» Data shown
____________________
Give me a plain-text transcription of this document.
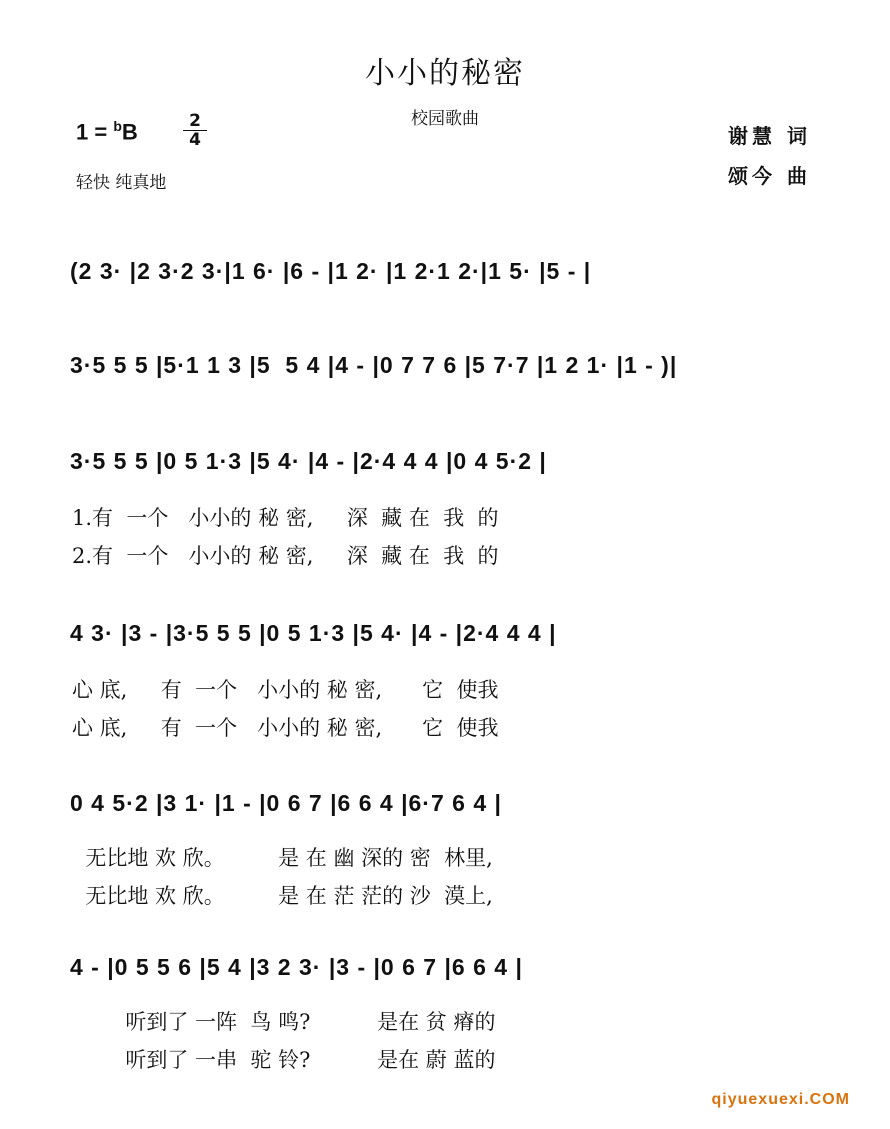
小小的秘密
校园歌曲
1 = $^b$B	2
4
轻快 纯真地
谢慧 词
颂今 曲
(2 3· |2 3·2 3·|1 6· |6 - |1 2· |1 2·1 2·|1 5· |5 - |
3·5 5 5 |5·1 1 3 |5  5 4 |4 - |0 7 7 6 |5 7·7 |1 2 1· |1 - )|
3·5 5 5 |0 5 1·3 |5 4· |4 - |2·4 4 4 |0 4 5·2 |
1.有  一个   小小的 秘 密,     深  藏 在  我  的
2.有  一个   小小的 秘 密,     深  藏 在  我  的
4 3· |3 - |3·5 5 5 |0 5 1·3 |5 4· |4 - |2·4 4 4 |
心 底,     有  一个   小小的 秘 密,      它  使我
心 底,     有  一个   小小的 秘 密,      它  使我
0 4 5·2 |3 1· |1 - |0 6 7 |6 6 4 |6·7 6 4 |
无比地 欢 欣。        是 在 幽 深的 密  林里,
无比地 欢 欣。        是 在 茫 茫的 沙  漠上,
4 - |0 5 5 6 |5 4 |3 2 3· |3 - |0 6 7 |6 6 4 |
听到了 一阵  鸟 鸣?          是在 贫 瘠的
听到了 一串  驼 铃?          是在 蔚 蓝的
qiyuexuexi.COM
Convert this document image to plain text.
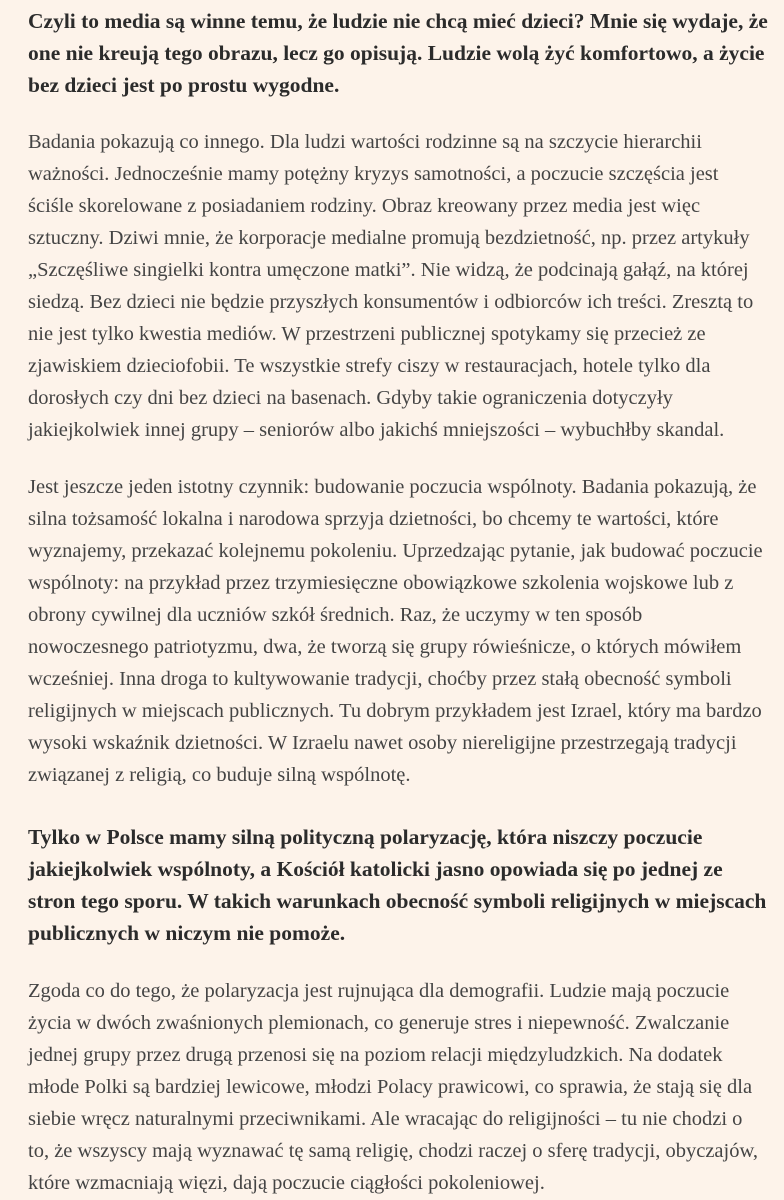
Czyli to media są winne temu, że ludzie nie chcą mieć dzieci? Mnie się wydaje, że one nie kreują tego obrazu, lecz go opisują. Ludzie wolą żyć komfortowo, a życie bez dzieci jest po prostu wygodne.

Badania pokazują co innego. Dla ludzi wartości rodzinne są na szczycie hierarchii ważności. Jednocześnie mamy potężny kryzys samotności, a poczucie szczęścia jest ściśle skorelowane z posiadaniem rodziny. Obraz kreowany przez media jest więc sztuczny. Dziwi mnie, że korporacje medialne promują bezdzietność, np. przez artykuły „Szczęśliwe singielki kontra umęczone matki”. Nie widzą, że podcinają gałąź, na której siedzą. Bez dzieci nie będzie przyszłych konsumentów i odbiorców ich treści. Zresztą to nie jest tylko kwestia mediów. W przestrzeni publicznej spotykamy się przecież ze zjawiskiem dzieciofobii. Te wszystkie strefy ciszy w restauracjach, hotele tylko dla dorosłych czy dni bez dzieci na basenach. Gdyby takie ograniczenia dotyczyły jakiejkolwiek innej grupy – seniorów albo jakichś mniejszości – wybuchłby skandal.

Jest jeszcze jeden istotny czynnik: budowanie poczucia wspólnoty. Badania pokazują, że silna tożsamość lokalna i narodowa sprzyja dzietności, bo chcemy te wartości, które wyznajemy, przekazać kolejnemu pokoleniu. Uprzedzając pytanie, jak budować poczucie wspólnoty: na przykład przez trzymiesięczne obowiązkowe szkolenia wojskowe lub z obrony cywilnej dla uczniów szkół średnich. Raz, że uczymy w ten sposób nowoczesnego patriotyzmu, dwa, że tworzą się grupy rówieśnicze, o których mówiłem wcześniej. Inna droga to kultywowanie tradycji, choćby przez stałą obecność symboli religijnych w miejscach publicznych. Tu dobrym przykładem jest Izrael, który ma bardzo wysoki wskaźnik dzietności. W Izraelu nawet osoby niereligijne przestrzegają tradycji związanej z religią, co buduje silną wspólnotę.

Tylko w Polsce mamy silną polityczną polaryzację, która niszczy poczucie jakiejkolwiek wspólnoty, a Kościół katolicki jasno opowiada się po jednej ze stron tego sporu. W takich warunkach obecność symboli religijnych w miejscach publicznych w niczym nie pomoże.

Zgoda co do tego, że polaryzacja jest rujnująca dla demografii. Ludzie mają poczucie życia w dwóch zwaśnionych plemionach, co generuje stres i niepewność. Zwalczanie jednej grupy przez drugą przenosi się na poziom relacji międzyludzkich. Na dodatek młode Polki są bardziej lewicowe, młodzi Polacy prawicowi, co sprawia, że stają się dla siebie wręcz naturalnymi przeciwnikami. Ale wracając do religijności – tu nie chodzi o to, że wszyscy mają wyznawać tę samą religię, chodzi raczej o sferę tradycji, obyczajów, które wzmacniają więzi, dają poczucie ciągłości pokoleniowej.
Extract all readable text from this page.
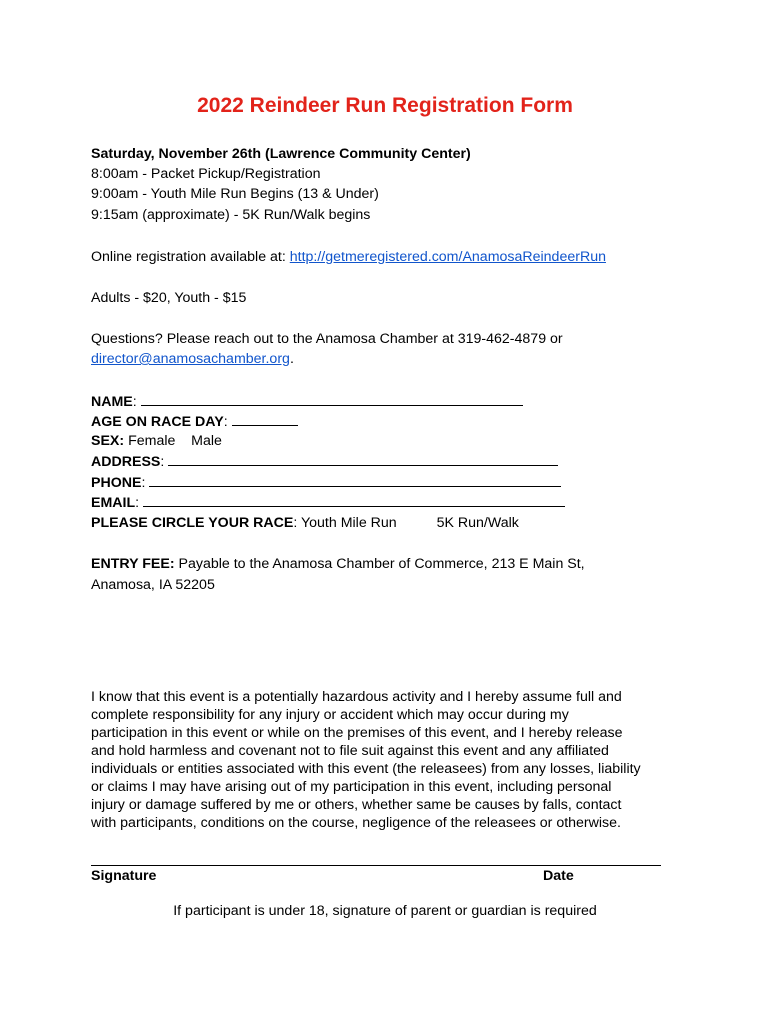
2022 Reindeer Run Registration Form
Saturday, November 26th (Lawrence Community Center)
8:00am - Packet Pickup/Registration
9:00am - Youth Mile Run Begins (13 & Under)
9:15am (approximate) - 5K Run/Walk begins
Online registration available at: http://getmeregistered.com/AnamosaReindeerRun
Adults - $20, Youth - $15
Questions? Please reach out to the Anamosa Chamber at 319-462-4879 or
director@anamosachamber.org.
NAME:
AGE ON RACE DAY:
SEX: Female Male
ADDRESS:
PHONE:
EMAIL:
PLEASE CIRCLE YOUR RACE: Youth Mile Run	5K Run/Walk
ENTRY FEE: Payable to the Anamosa Chamber of Commerce, 213 E Main St,
Anamosa, IA 52205
I know that this event is a potentially hazardous activity and I hereby assume full and
complete responsibility for any injury or accident which may occur during my
participation in this event or while on the premises of this event, and I hereby release
and hold harmless and covenant not to file suit against this event and any affiliated
individuals or entities associated with this event (the releasees) from any losses, liability
or claims I may have arising out of my participation in this event, including personal
injury or damage suffered by me or others, whether same be causes by falls, contact
with participants, conditions on the course, negligence of the releasees or otherwise.
Signature	Date
If participant is under 18, signature of parent or guardian is required
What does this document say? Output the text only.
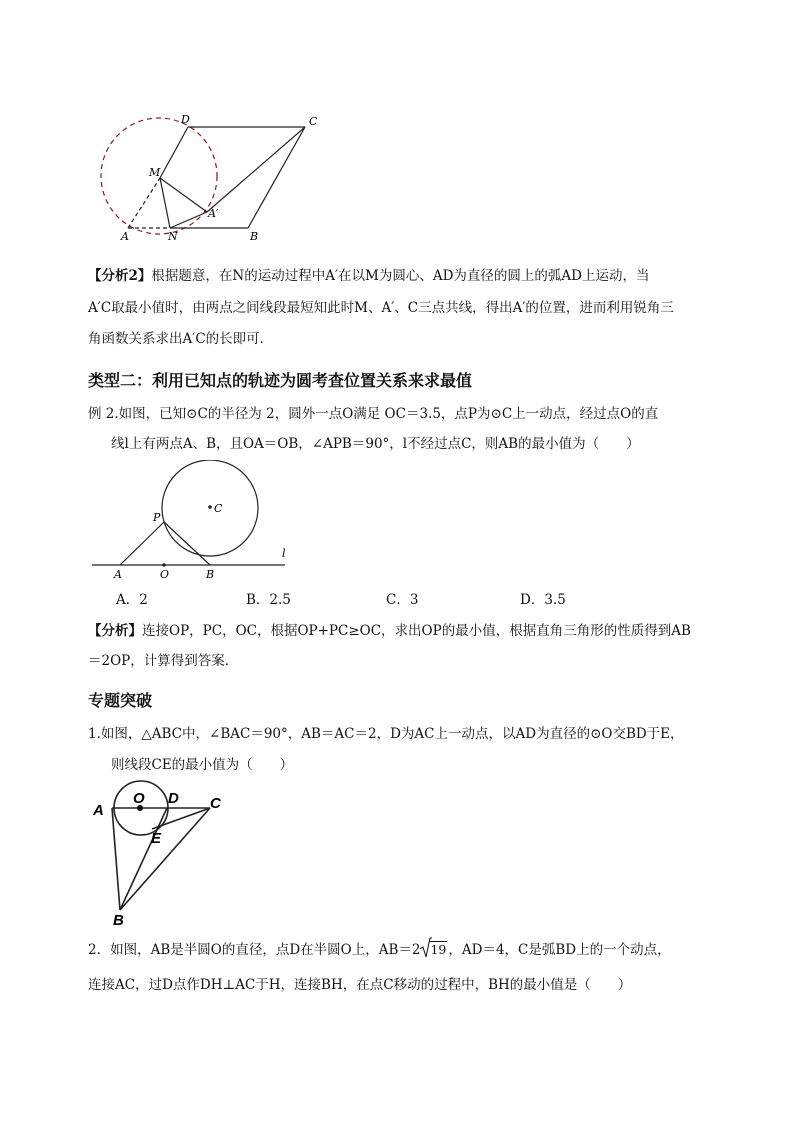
D	C
M
A′
A	N	B
【分析2】根据题意，在N的运动过程中A′在以M为圆心、AD为直径的圆上的弧AD上运动，当
A′C取最小值时，由两点之间线段最短知此时M、A′、C三点共线，得出A′的位置，进而利用锐角三
角函数关系求出A′C的长即可．
类型二：利用已知点的轨迹为圆考查位置关系来求最值
例 2.如图，已知⊙C的半径为 2，圆外一点O满足 OC＝3.5，点P为⊙C上一动点，经过点O的直
线l上有两点A、B，且OA＝OB，∠APB＝90°，l不经过点C，则AB的最小值为（　　）
P
C
l
A	O	B
A．2	B．2.5	C．3	D．3.5
【分析】连接OP，PC，OC，根据OP+PC≥OC，求出OP的最小值，根据直角三角形的性质得到AB
＝2OP，计算得到答案．
专题突破
1.如图，△ABC中，∠BAC＝90°，AB＝AC＝2，D为AC上一动点，以AD为直径的⊙O交BD于E，
则线段CE的最小值为（　　）
A
O D C
E
B
2．如图，AB是半圆O的直径，点D在半圆O上，AB＝2 19 ，AD＝4，C是弧BD上的一个动点，
连接AC，过D点作DH⊥AC于H，连接BH，在点C移动的过程中，BH的最小值是（　　）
____________________
Pictures are left out; print exactly the lines from the one holding "What does this" through the last line of the listing above, both included.

» Solved exercise
What does this document say? Output the text only.
D	C
M
A′
A	N	B
【分析2】根据题意，在N的运动过程中A′在以M为圆心、AD为直径的圆上的弧AD上运动，当
A′C取最小值时，由两点之间线段最短知此时M、A′、C三点共线，得出A′的位置，进而利用锐角三
角函数关系求出A′C的长即可．
类型二：利用已知点的轨迹为圆考查位置关系来求最值
例 2.如图，已知⊙C的半径为 2，圆外一点O满足 OC＝3.5，点P为⊙C上一动点，经过点O的直
线l上有两点A、B，且OA＝OB，∠APB＝90°，l不经过点C，则AB的最小值为（　　）
P
C
l
A	O	B
A．2	B．2.5	C．3	D．3.5
【分析】连接OP，PC，OC，根据OP+PC≥OC，求出OP的最小值，根据直角三角形的性质得到AB
＝2OP，计算得到答案．
专题突破
1.如图，△ABC中，∠BAC＝90°，AB＝AC＝2，D为AC上一动点，以AD为直径的⊙O交BD于E，
则线段CE的最小值为（　　）
A
O D C
E
B
2．如图，AB是半圆O的直径，点D在半圆O上，AB＝2 19 ，AD＝4，C是弧BD上的一个动点，
连接AC，过D点作DH⊥AC于H，连接BH，在点C移动的过程中，BH的最小值是（　　）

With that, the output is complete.